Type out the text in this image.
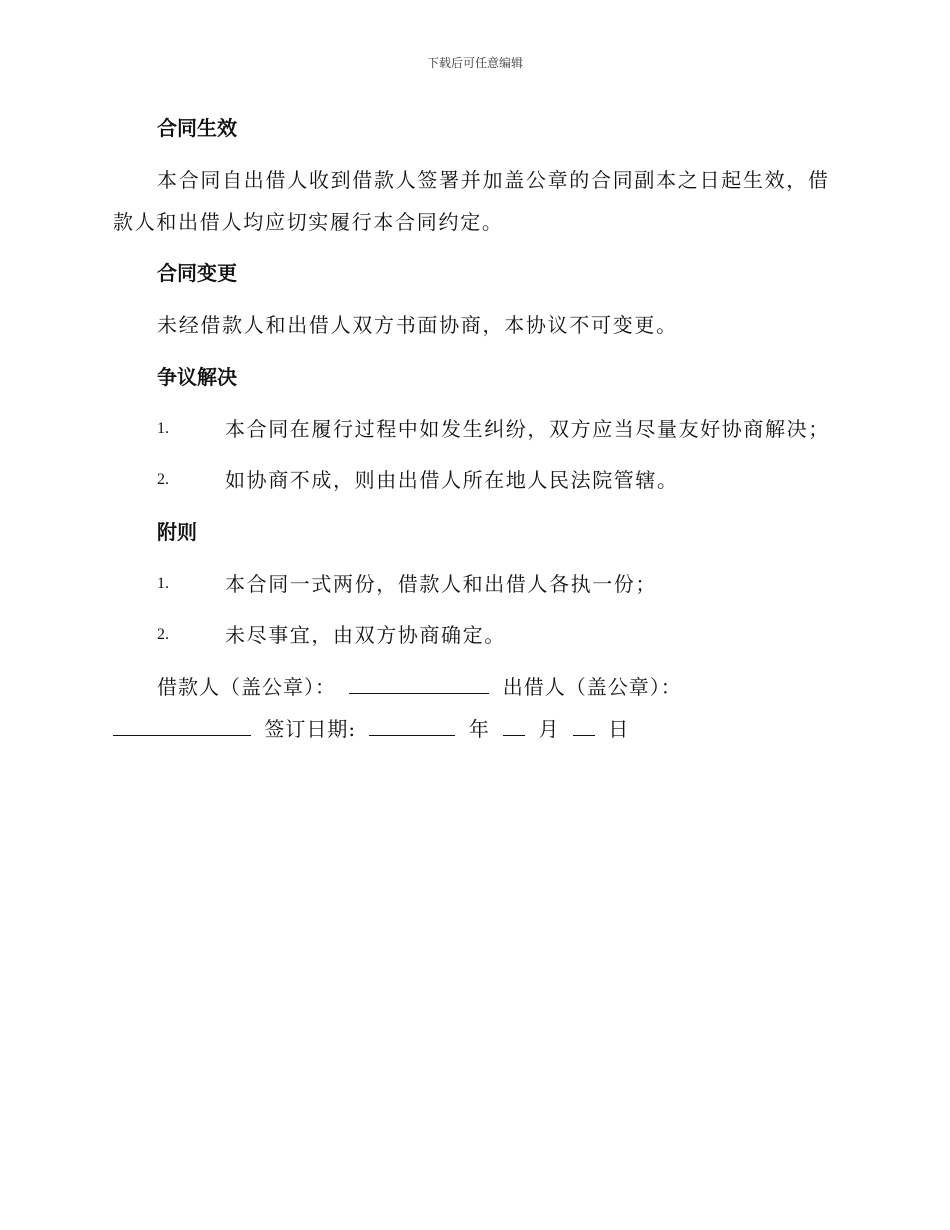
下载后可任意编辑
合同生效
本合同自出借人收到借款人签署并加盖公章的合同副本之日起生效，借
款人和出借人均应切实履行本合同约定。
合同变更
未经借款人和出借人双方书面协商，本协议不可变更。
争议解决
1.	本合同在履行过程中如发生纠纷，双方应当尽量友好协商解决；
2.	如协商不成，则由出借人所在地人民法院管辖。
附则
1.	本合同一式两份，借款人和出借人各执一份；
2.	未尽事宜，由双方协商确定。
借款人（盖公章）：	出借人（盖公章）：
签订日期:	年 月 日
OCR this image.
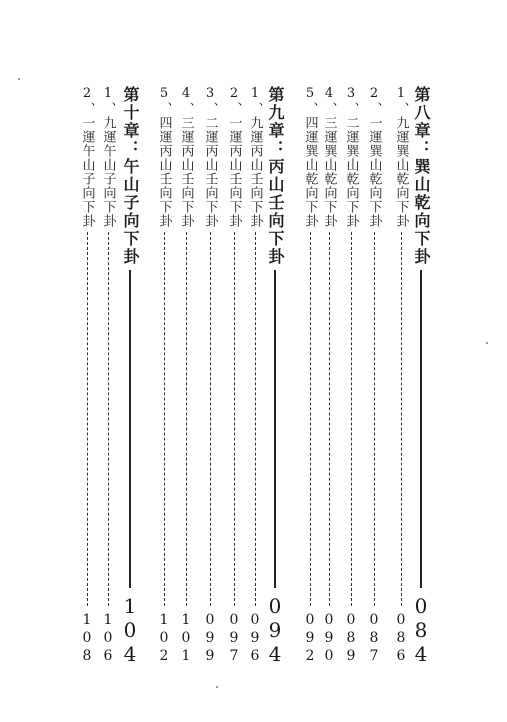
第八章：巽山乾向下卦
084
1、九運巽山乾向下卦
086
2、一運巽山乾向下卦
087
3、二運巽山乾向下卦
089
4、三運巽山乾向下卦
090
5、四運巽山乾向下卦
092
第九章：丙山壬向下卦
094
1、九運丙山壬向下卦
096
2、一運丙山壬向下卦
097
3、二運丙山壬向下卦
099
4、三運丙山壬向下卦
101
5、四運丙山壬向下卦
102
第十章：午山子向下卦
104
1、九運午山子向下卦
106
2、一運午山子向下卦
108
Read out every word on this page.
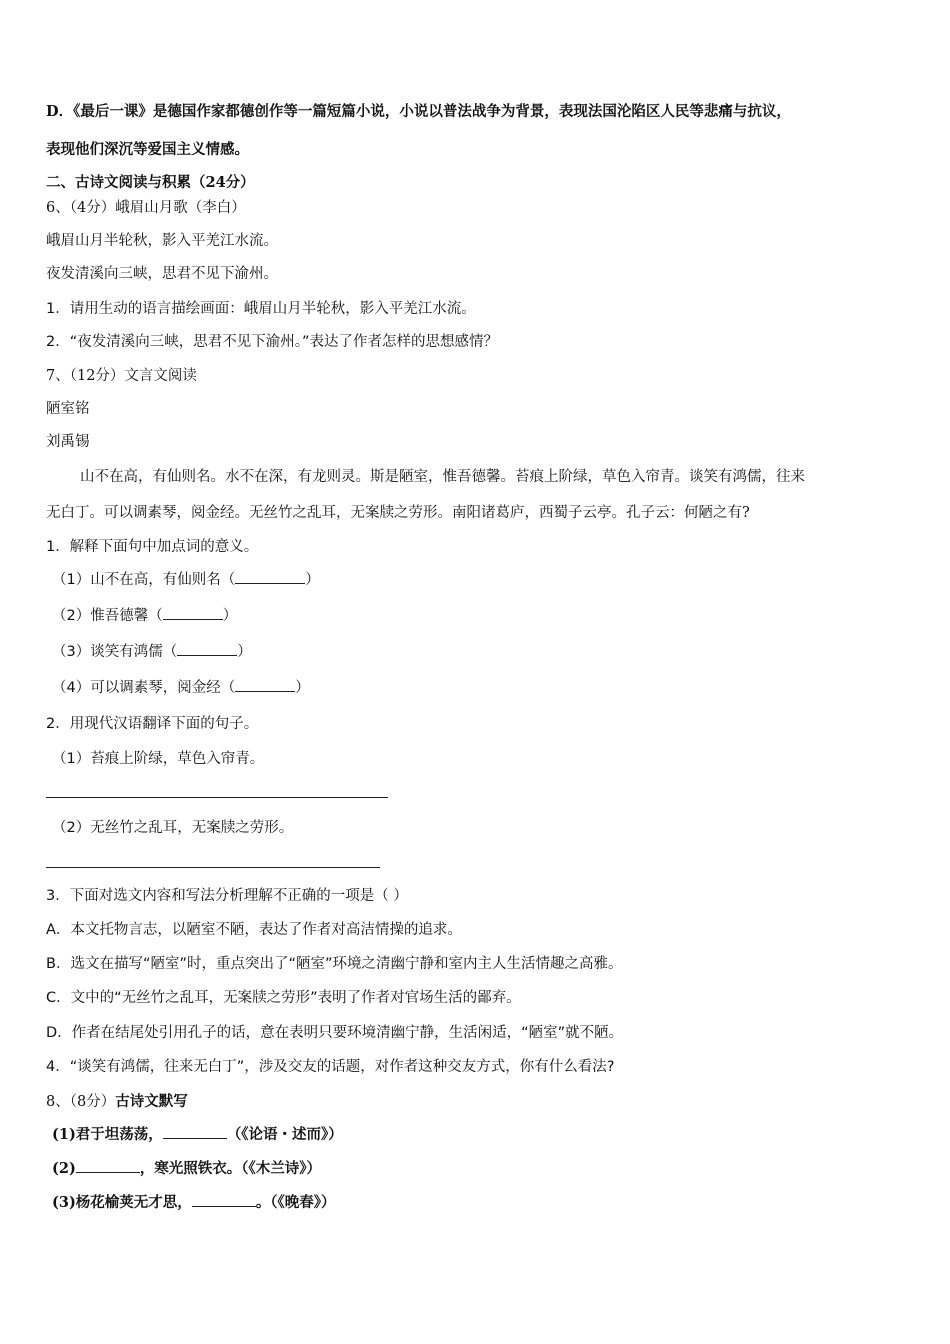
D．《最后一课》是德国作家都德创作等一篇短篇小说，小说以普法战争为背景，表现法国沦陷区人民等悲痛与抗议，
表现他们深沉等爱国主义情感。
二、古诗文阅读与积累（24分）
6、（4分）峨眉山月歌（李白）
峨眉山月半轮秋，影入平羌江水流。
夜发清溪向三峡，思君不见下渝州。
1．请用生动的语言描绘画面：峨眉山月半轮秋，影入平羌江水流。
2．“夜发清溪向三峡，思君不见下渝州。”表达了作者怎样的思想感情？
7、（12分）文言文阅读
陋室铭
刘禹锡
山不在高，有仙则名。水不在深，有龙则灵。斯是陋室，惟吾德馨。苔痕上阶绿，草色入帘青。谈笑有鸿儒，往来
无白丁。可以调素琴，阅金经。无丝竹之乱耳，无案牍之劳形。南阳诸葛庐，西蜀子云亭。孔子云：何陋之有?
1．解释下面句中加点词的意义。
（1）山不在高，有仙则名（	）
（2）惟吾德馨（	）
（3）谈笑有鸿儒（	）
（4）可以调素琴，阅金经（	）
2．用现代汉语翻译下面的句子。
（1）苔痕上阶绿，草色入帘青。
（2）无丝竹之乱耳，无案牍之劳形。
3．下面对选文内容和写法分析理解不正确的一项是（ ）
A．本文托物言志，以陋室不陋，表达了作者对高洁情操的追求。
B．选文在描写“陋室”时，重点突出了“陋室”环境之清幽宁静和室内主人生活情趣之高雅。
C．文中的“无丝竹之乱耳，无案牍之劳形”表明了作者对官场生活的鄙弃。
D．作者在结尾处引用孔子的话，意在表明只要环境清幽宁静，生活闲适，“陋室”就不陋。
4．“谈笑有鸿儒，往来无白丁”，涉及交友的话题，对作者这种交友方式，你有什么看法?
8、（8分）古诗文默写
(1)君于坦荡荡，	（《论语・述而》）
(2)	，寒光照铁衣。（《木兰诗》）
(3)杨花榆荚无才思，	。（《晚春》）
------------------------
### WHAT IS EXPECTED
Quote the material in full and exactly; do not carry over its pictures.

### EXPECTED ANSWER
Type out the text in this image.
下载后可任意编辑
合同生效
本合同自出借人收到借款人签署并加盖公章的合同副本之日起生效，借
款人和出借人均应切实履行本合同约定。
合同变更
未经借款人和出借人双方书面协商，本协议不可变更。
争议解决
1.	本合同在履行过程中如发生纠纷，双方应当尽量友好协商解决；
2.	如协商不成，则由出借人所在地人民法院管辖。
附则
1.	本合同一式两份，借款人和出借人各执一份；
2.	未尽事宜，由双方协商确定。
借款人（盖公章）：	出借人（盖公章）：
签订日期:	年 月 日
OCR this image.
第八章：巽山乾向下卦
084
1、九運巽山乾向下卦
086
2、一運巽山乾向下卦
087
3、二運巽山乾向下卦
089
4、三運巽山乾向下卦
090
5、四運巽山乾向下卦
092
第九章：丙山壬向下卦
094
1、九運丙山壬向下卦
096
2、一運丙山壬向下卦
097
3、二運丙山壬向下卦
099
4、三運丙山壬向下卦
101
5、四運丙山壬向下卦
102
第十章：午山子向下卦
104
1、九運午山子向下卦
106
2、一運午山子向下卦
108
Read out every word on this page.
D．《最后一课》是德国作家都德创作等一篇短篇小说，小说以普法战争为背景，表现法国沦陷区人民等悲痛与抗议，
表现他们深沉等爱国主义情感。
二、古诗文阅读与积累（24分）
6、（4分）峨眉山月歌（李白）
峨眉山月半轮秋，影入平羌江水流。
夜发清溪向三峡，思君不见下渝州。
1．请用生动的语言描绘画面：峨眉山月半轮秋，影入平羌江水流。
2．“夜发清溪向三峡，思君不见下渝州。”表达了作者怎样的思想感情？
7、（12分）文言文阅读
陋室铭
刘禹锡
山不在高，有仙则名。水不在深，有龙则灵。斯是陋室，惟吾德馨。苔痕上阶绿，草色入帘青。谈笑有鸿儒，往来
无白丁。可以调素琴，阅金经。无丝竹之乱耳，无案牍之劳形。南阳诸葛庐，西蜀子云亭。孔子云：何陋之有?
1．解释下面句中加点词的意义。
（1）山不在高，有仙则名（	）
（2）惟吾德馨（	）
（3）谈笑有鸿儒（	）
（4）可以调素琴，阅金经（	）
2．用现代汉语翻译下面的句子。
（1）苔痕上阶绿，草色入帘青。
（2）无丝竹之乱耳，无案牍之劳形。
3．下面对选文内容和写法分析理解不正确的一项是（ ）
A．本文托物言志，以陋室不陋，表达了作者对高洁情操的追求。
B．选文在描写“陋室”时，重点突出了“陋室”环境之清幽宁静和室内主人生活情趣之高雅。
C．文中的“无丝竹之乱耳，无案牍之劳形”表明了作者对官场生活的鄙弃。
D．作者在结尾处引用孔子的话，意在表明只要环境清幽宁静，生活闲适，“陋室”就不陋。
4．“谈笑有鸿儒，往来无白丁”，涉及交友的话题，对作者这种交友方式，你有什么看法?
8、（8分）古诗文默写
(1)君于坦荡荡，	（《论语・述而》）
(2)	，寒光照铁衣。（《木兰诗》）
(3)杨花榆荚无才思，	。（《晚春》）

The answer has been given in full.